What you return must be the lines of the data that hold the word "Danny".

--- Records for the task ---

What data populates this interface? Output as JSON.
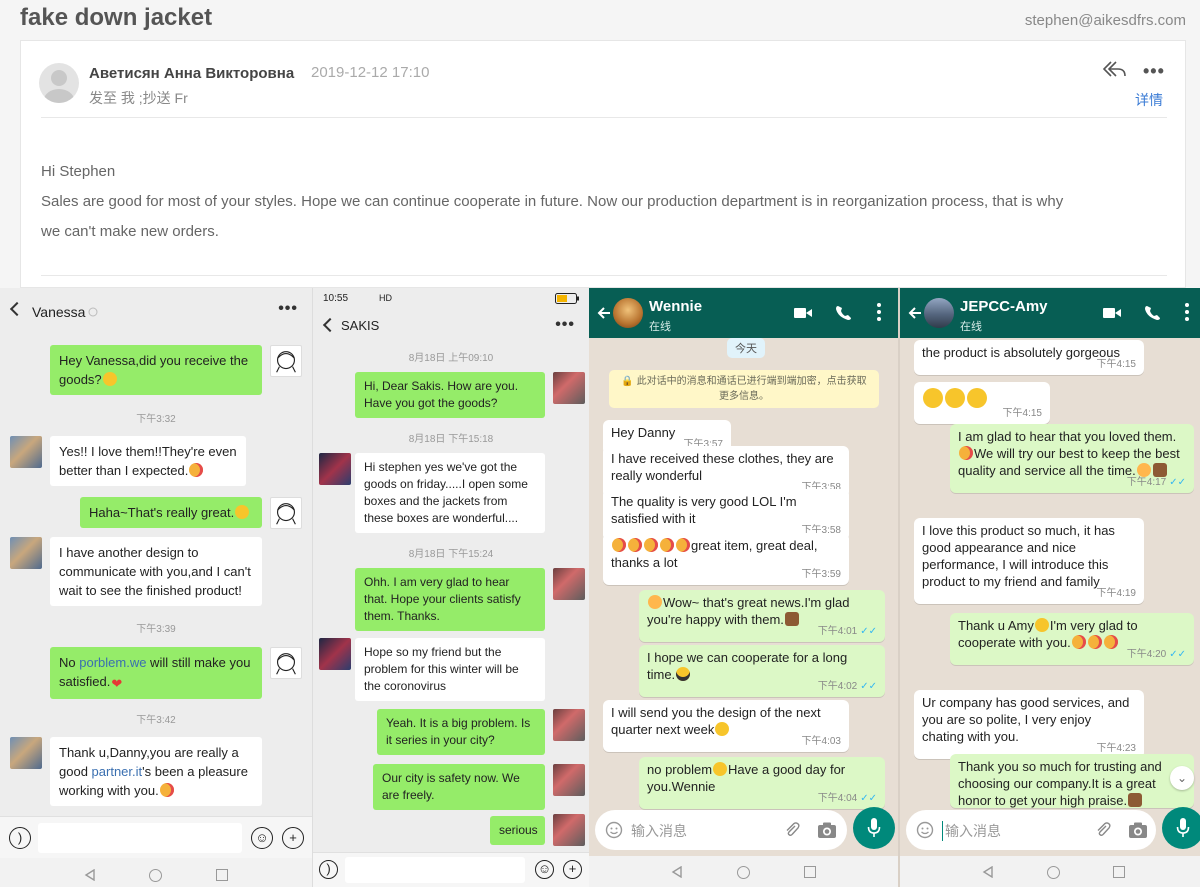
{
  "email": {
    "subject": "fake down jacket",
    "account": "stephen@aikesdfrs.com",
    "sender": "Аветисян Анна Викторовна",
    "date": "2019-12-12 17:10",
    "to_line": "发至 我  ;抄送 Fr",
    "details_link": "详情",
    "greeting": "Hi Stephen",
    "body_line1": "Sales are good for most of your styles. Hope we can continue cooperate in future. Now our production department is in reorganization process, that is why",
    "body_line2": "we can't make new orders."
  },
  "wechat1": {
    "contact": "Vanessa",
    "messages": [
      {
        "dir": "out",
        "text": "Hey Vanessa,did you receive the goods?"
      },
      {
        "sep": "下午3:32"
      },
      {
        "dir": "in",
        "text": "Yes!! I love them!!They're even better than I expected."
      },
      {
        "dir": "out",
        "text": "Haha~That's really great."
      },
      {
        "dir": "in",
        "text": "I have another design to communicate with you,and I can't wait to see the finished product!"
      },
      {
        "sep": "下午3:39"
      },
      {
        "dir": "out",
        "text_a": "No ",
        "link": "porblem.we",
        "text_b": " will still make you satisfied."
      },
      {
        "sep": "下午3:42"
      },
      {
        "dir": "in",
        "text_a": "Thank u,Danny,you are really a good ",
        "link": "partner.it",
        "text_b": "'s been a pleasure working with you."
      }
    ]
  },
  "wechat2": {
    "status_time": "10:55",
    "status_net": "HD",
    "contact": "SAKIS",
    "messages": [
      {
        "sep": "8月18日 上午09:10"
      },
      {
        "dir": "out",
        "text": "Hi, Dear Sakis. How are you. Have you got the goods?"
      },
      {
        "sep": "8月18日 下午15:18"
      },
      {
        "dir": "in",
        "text": "Hi stephen yes we've got the goods on friday.....I open some boxes and the jackets from these boxes are wonderful...."
      },
      {
        "sep": "8月18日 下午15:24"
      },
      {
        "dir": "out",
        "text": "Ohh. I am very glad to hear that. Hope your clients satisfy them. Thanks."
      },
      {
        "dir": "in",
        "text": "Hope so my friend but the problem for this winter will be the coronovirus"
      },
      {
        "dir": "out",
        "text": "Yeah. It is a big problem. Is it series in your city?"
      },
      {
        "dir": "out",
        "text": "Our city is safety now. We are freely."
      },
      {
        "dir": "out",
        "text": "serious"
      }
    ]
  },
  "whatsapp1": {
    "contact": "Wennie",
    "status": "在线",
    "date_chip": "今天",
    "encryption_note": "此对话中的消息和通话已进行端到端加密，点击获取更多信息。",
    "input_placeholder": "输入消息",
    "messages": [
      {
        "dir": "in",
        "text": "Hey Danny",
        "time": "下午3:57"
      },
      {
        "dir": "in",
        "text": "I have received these clothes, they are really wonderful",
        "time": "下午3:58"
      },
      {
        "dir": "in",
        "text": "The quality is very good LOL I'm satisfied with it",
        "time": "下午3:58"
      },
      {
        "dir": "in",
        "text": "great item, great deal, thanks a lot",
        "time": "下午3:59"
      },
      {
        "dir": "out",
        "text": "Wow~ that's great news.I'm glad you're happy with them.",
        "time": "下午4:01"
      },
      {
        "dir": "out",
        "text": "I hope we can cooperate for a long time.",
        "time": "下午4:02"
      },
      {
        "dir": "in",
        "text": "I will send you the design of the next quarter next week",
        "time": "下午4:03"
      },
      {
        "dir": "out",
        "text_a": "no problem",
        "text_b": "Have a good day for you.Wennie",
        "time": "下午4:04"
      }
    ]
  },
  "whatsapp2": {
    "contact": "JEPCC-Amy",
    "status": "在线",
    "input_placeholder": "输入消息",
    "messages": [
      {
        "dir": "in",
        "text": "the product is absolutely gorgeous",
        "time": "下午4:15"
      },
      {
        "dir": "in",
        "text": "",
        "time": "下午4:15"
      },
      {
        "dir": "out",
        "text_a": "I am glad to hear that you loved them.",
        "text_b": "We will try our best to keep the best quality and service all the time.",
        "time": "下午4:17"
      },
      {
        "dir": "in",
        "text": "I love this product so much, it has good appearance and nice performance, I will introduce this product to my friend and family",
        "time": "下午4:19"
      },
      {
        "dir": "out",
        "text_a": "Thank u Amy",
        "text_b": "I'm very glad to cooperate with you.",
        "time": "下午4:20"
      },
      {
        "dir": "in",
        "text": "Ur company has good services, and you are so polite, I very enjoy chating with you.",
        "time": "下午4:23"
      },
      {
        "dir": "out",
        "text": "Thank you so much for trusting and choosing our company.It is a great honor to get your high praise."
      }
    ]
  }
}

---

**Completed exercise**
        "text_a": "Thank u,Danny,you are really a good ",
        "text": "Hey Danny",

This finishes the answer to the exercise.